- STORED RECORDS:
----------

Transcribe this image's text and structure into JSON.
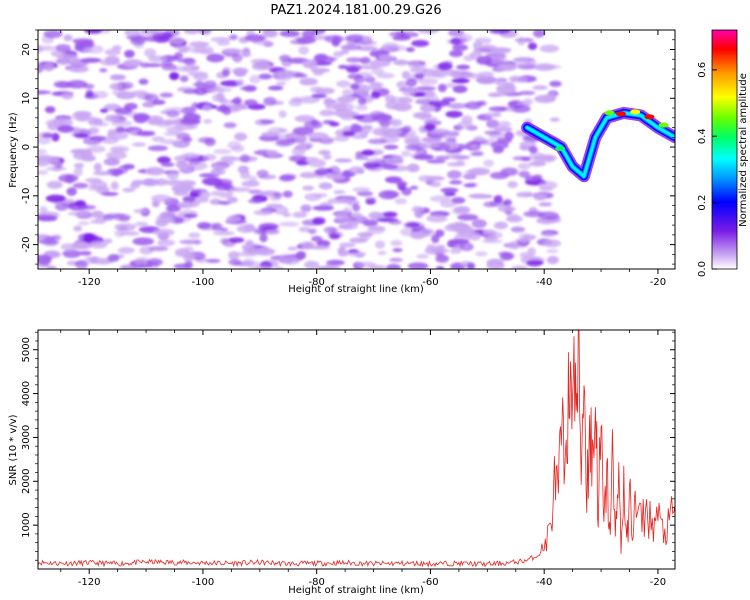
{
  "title": "PAZ1.2024.181.00.29.G26",
  "chart_data": [
    {
      "type": "heatmap",
      "xlabel": "Height of straight line (km)",
      "ylabel": "Frequency (Hz)",
      "xlim": [
        -129,
        -17
      ],
      "ylim": [
        -25,
        24
      ],
      "xticks": [
        -120,
        -100,
        -80,
        -60,
        -40,
        -20
      ],
      "yticks": [
        -20,
        -10,
        0,
        10,
        20
      ],
      "colorbar": {
        "label": "Normalized spectral amplitude",
        "range": [
          0,
          0.72
        ],
        "ticks": [
          0.0,
          0.2,
          0.4,
          0.6
        ],
        "colormap": "gist_ncar_r",
        "colors": [
          "#ffffff",
          "#c9a6f2",
          "#7a1ce8",
          "#0000ff",
          "#00ffff",
          "#00ff66",
          "#66ff00",
          "#ffff00",
          "#ff9900",
          "#ff0000",
          "#ff00aa"
        ]
      },
      "features": [
        {
          "name": "noise-band",
          "x_range": [
            -129,
            -40
          ],
          "y_range": [
            -25,
            24
          ],
          "amplitude": 0.08
        },
        {
          "name": "signal-trace",
          "points": [
            [
              -43,
              4
            ],
            [
              -40,
              2
            ],
            [
              -37,
              0
            ],
            [
              -35,
              -4
            ],
            [
              -33,
              -6
            ],
            [
              -31,
              2
            ],
            [
              -29,
              6
            ],
            [
              -26,
              7
            ],
            [
              -23,
              6.5
            ],
            [
              -20,
              4
            ],
            [
              -17,
              2
            ]
          ],
          "peak_amplitude": 0.72
        }
      ]
    },
    {
      "type": "line",
      "xlabel": "Height of straight line (km)",
      "ylabel": "SNR (10 * v/v)",
      "xlim": [
        -129,
        -17
      ],
      "ylim": [
        0,
        5450
      ],
      "xticks": [
        -120,
        -100,
        -80,
        -60,
        -40,
        -20
      ],
      "yticks": [
        1000,
        2000,
        3000,
        4000,
        5000
      ],
      "color": "#e8231f",
      "series": [
        {
          "x": [
            -129,
            -125,
            -120,
            -115,
            -110,
            -105,
            -100,
            -95,
            -90,
            -85,
            -80,
            -75,
            -70,
            -65,
            -60,
            -55,
            -50,
            -46,
            -43,
            -41,
            -40,
            -39,
            -38,
            -37.5,
            -37,
            -36.5,
            -36,
            -35.5,
            -35,
            -34.5,
            -34,
            -33.5,
            -33,
            -32.5,
            -32,
            -31.5,
            -31,
            -30.5,
            -30,
            -29.5,
            -29,
            -28.5,
            -28,
            -27.5,
            -27,
            -26.5,
            -26,
            -25.5,
            -25,
            -24.5,
            -24,
            -23,
            -22,
            -21,
            -20,
            -19,
            -18,
            -17
          ],
          "y": [
            150,
            130,
            140,
            120,
            160,
            150,
            140,
            130,
            150,
            120,
            130,
            140,
            120,
            130,
            120,
            130,
            110,
            140,
            200,
            320,
            500,
            900,
            2100,
            1500,
            3200,
            2300,
            4300,
            2800,
            5450,
            3500,
            4800,
            2500,
            4600,
            1800,
            3300,
            2400,
            3900,
            1300,
            3000,
            900,
            2200,
            800,
            2500,
            600,
            2700,
            400,
            2000,
            500,
            1700,
            900,
            1400,
            1100,
            1300,
            1000,
            1200,
            800,
            1000,
            1450
          ]
        }
      ]
    }
  ]
}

----------

- EXERCISE: Locate the word "ylabel" in the records and collect each line it appears in.

- RESPONSE BELOW:
      "ylabel": "Frequency (Hz)",
      "ylabel": "SNR (10 * v/v)",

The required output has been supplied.